The problem.
Omit every image, and transcribe the remaining entries exactly as given.
++++ Records shown
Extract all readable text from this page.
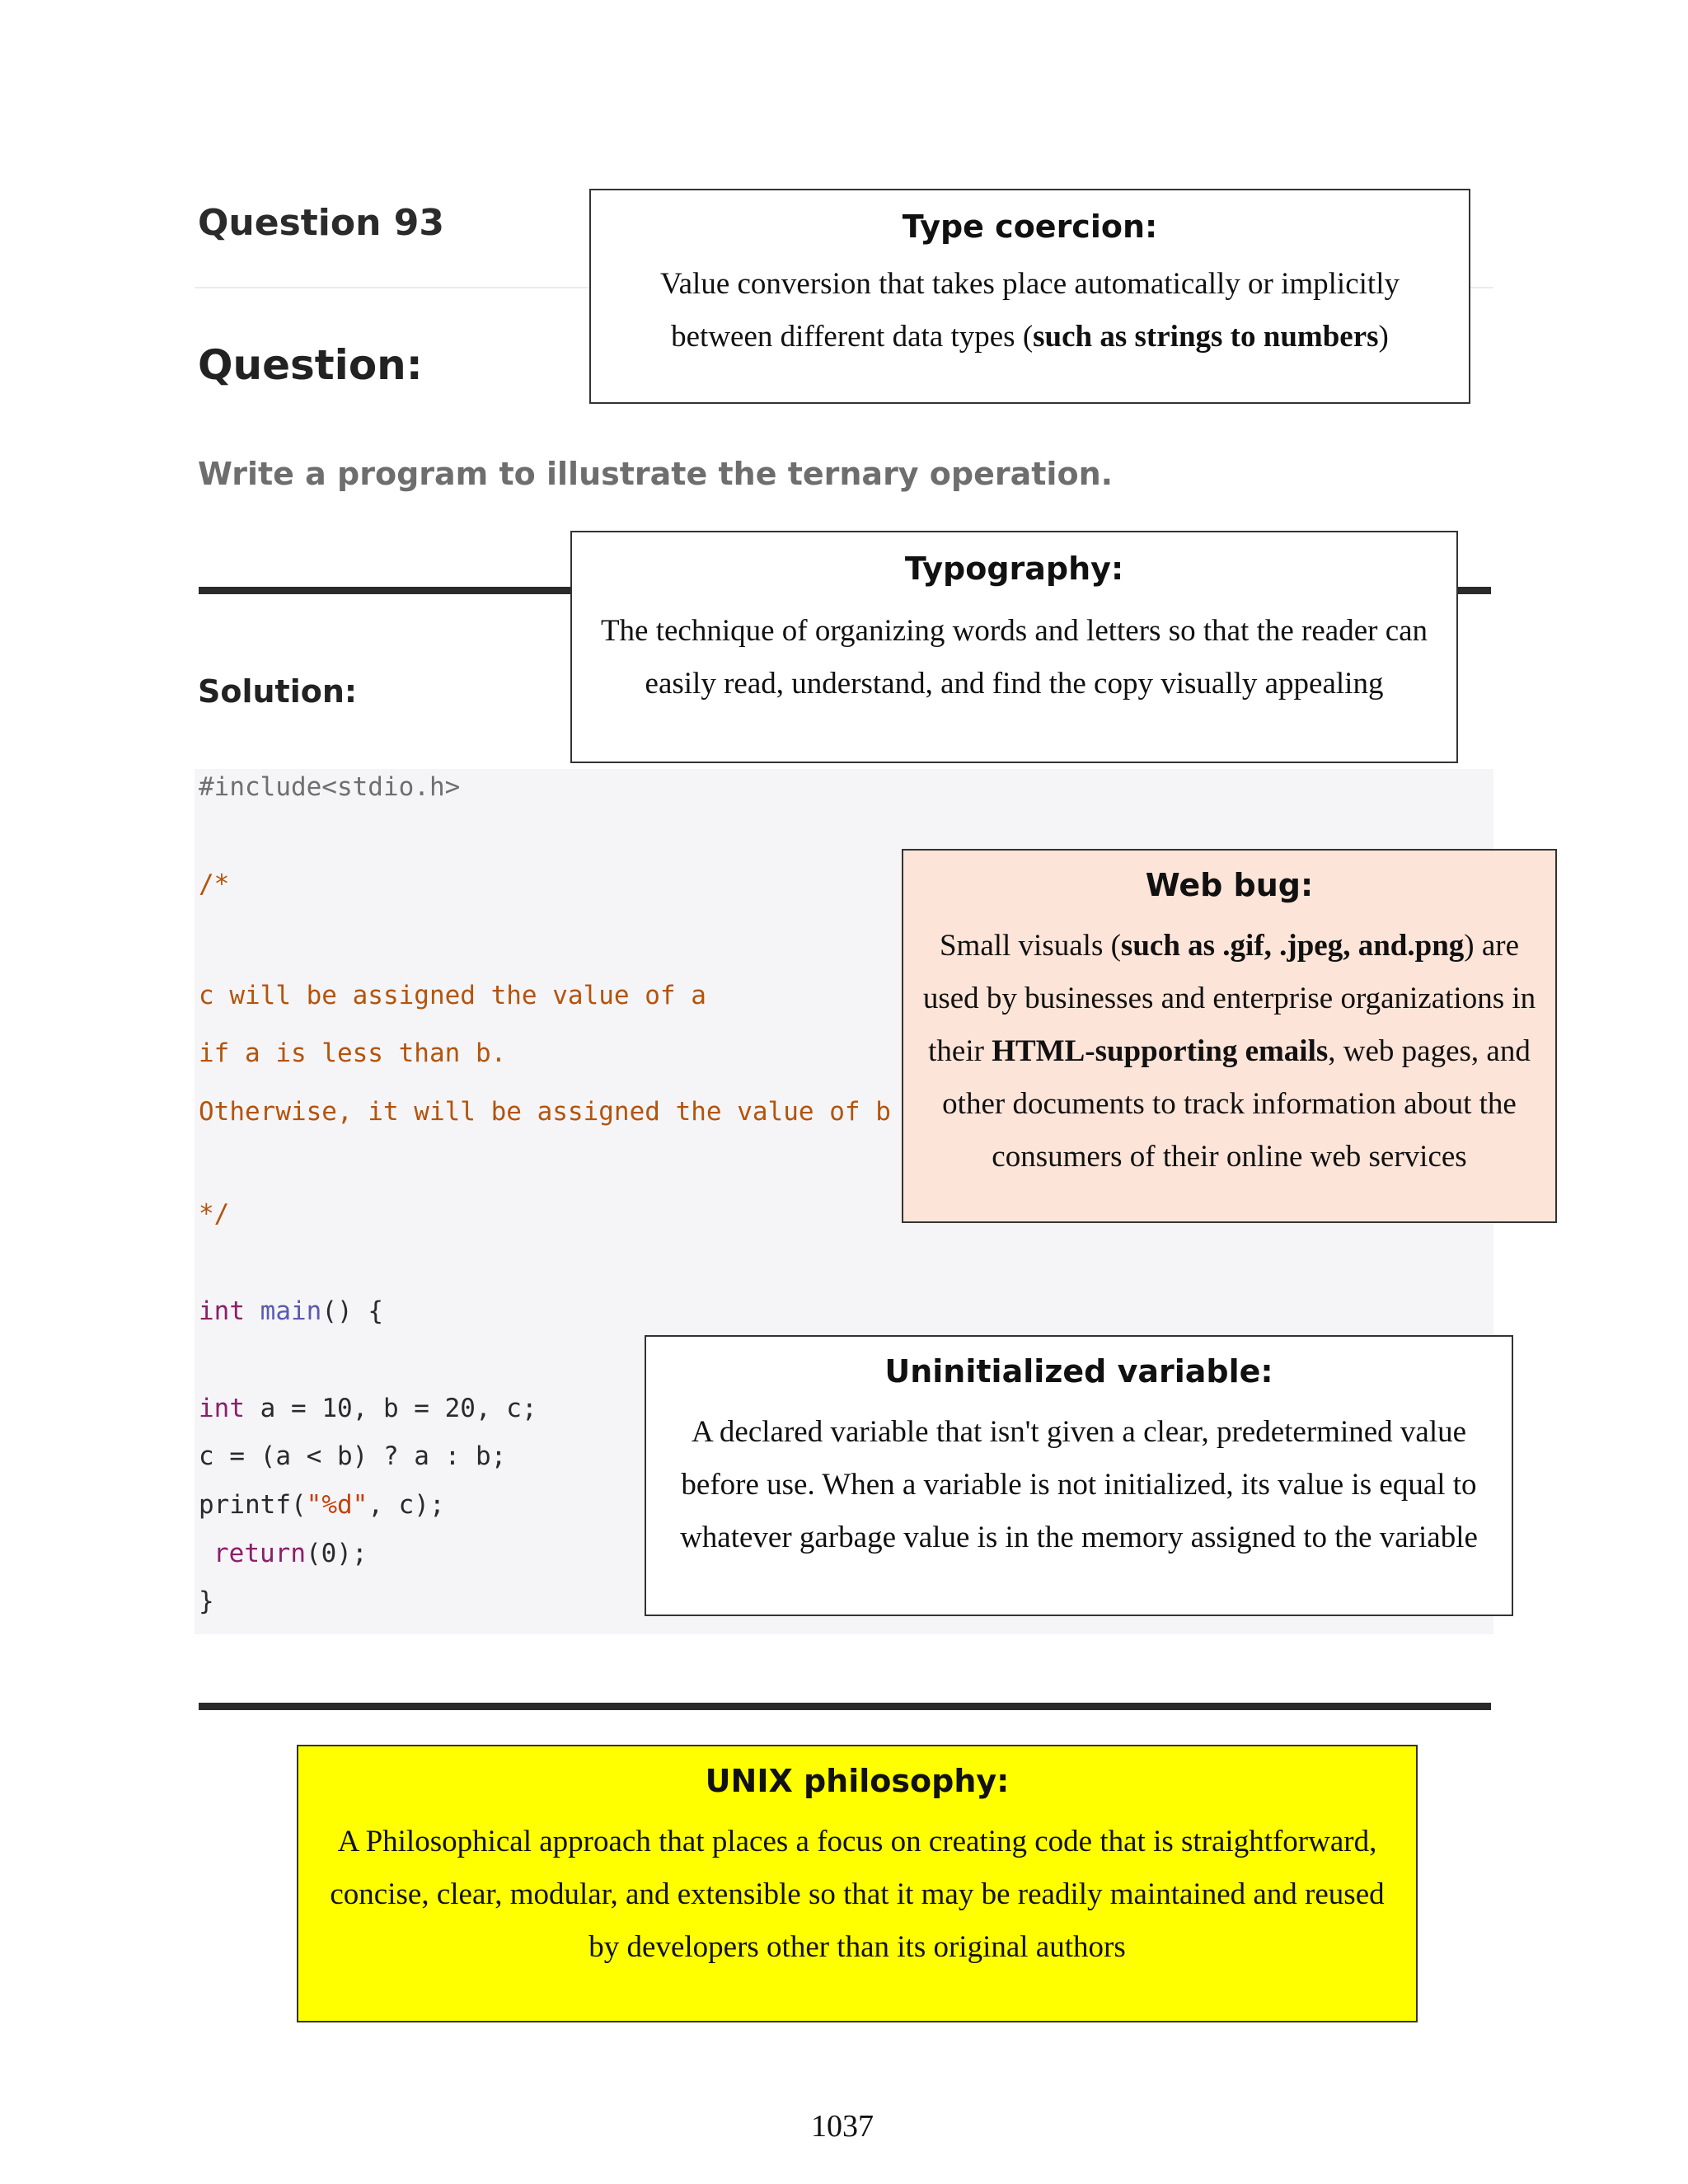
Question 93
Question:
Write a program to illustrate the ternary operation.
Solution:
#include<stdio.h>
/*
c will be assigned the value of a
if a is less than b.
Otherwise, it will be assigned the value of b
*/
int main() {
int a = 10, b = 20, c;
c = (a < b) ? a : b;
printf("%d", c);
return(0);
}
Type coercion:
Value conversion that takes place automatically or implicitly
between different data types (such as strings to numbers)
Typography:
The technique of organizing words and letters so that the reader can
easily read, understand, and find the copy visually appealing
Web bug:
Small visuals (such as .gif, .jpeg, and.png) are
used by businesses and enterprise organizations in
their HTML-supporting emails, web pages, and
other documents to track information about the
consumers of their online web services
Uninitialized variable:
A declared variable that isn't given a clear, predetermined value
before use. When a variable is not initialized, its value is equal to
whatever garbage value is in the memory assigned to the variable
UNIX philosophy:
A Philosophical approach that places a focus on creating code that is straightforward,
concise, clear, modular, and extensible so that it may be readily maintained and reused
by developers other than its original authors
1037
++++++++
Completed task.
Extract all readable text from this page.
Question 93
Question:
Write a program to illustrate the ternary operation.
Solution:
#include<stdio.h>
/*
c will be assigned the value of a
if a is less than b.
Otherwise, it will be assigned the value of b
*/
int main() {
int a = 10, b = 20, c;
c = (a < b) ? a : b;
printf("%d", c);
return(0);
}
Type coercion:
Value conversion that takes place automatically or implicitly
between different data types (such as strings to numbers)
Typography:
The technique of organizing words and letters so that the reader can
easily read, understand, and find the copy visually appealing
Web bug:
Small visuals (such as .gif, .jpeg, and.png) are
used by businesses and enterprise organizations in
their HTML-supporting emails, web pages, and
other documents to track information about the
consumers of their online web services
Uninitialized variable:
A declared variable that isn't given a clear, predetermined value
before use. When a variable is not initialized, its value is equal to
whatever garbage value is in the memory assigned to the variable
UNIX philosophy:
A Philosophical approach that places a focus on creating code that is straightforward,
concise, clear, modular, and extensible so that it may be readily maintained and reused
by developers other than its original authors
1037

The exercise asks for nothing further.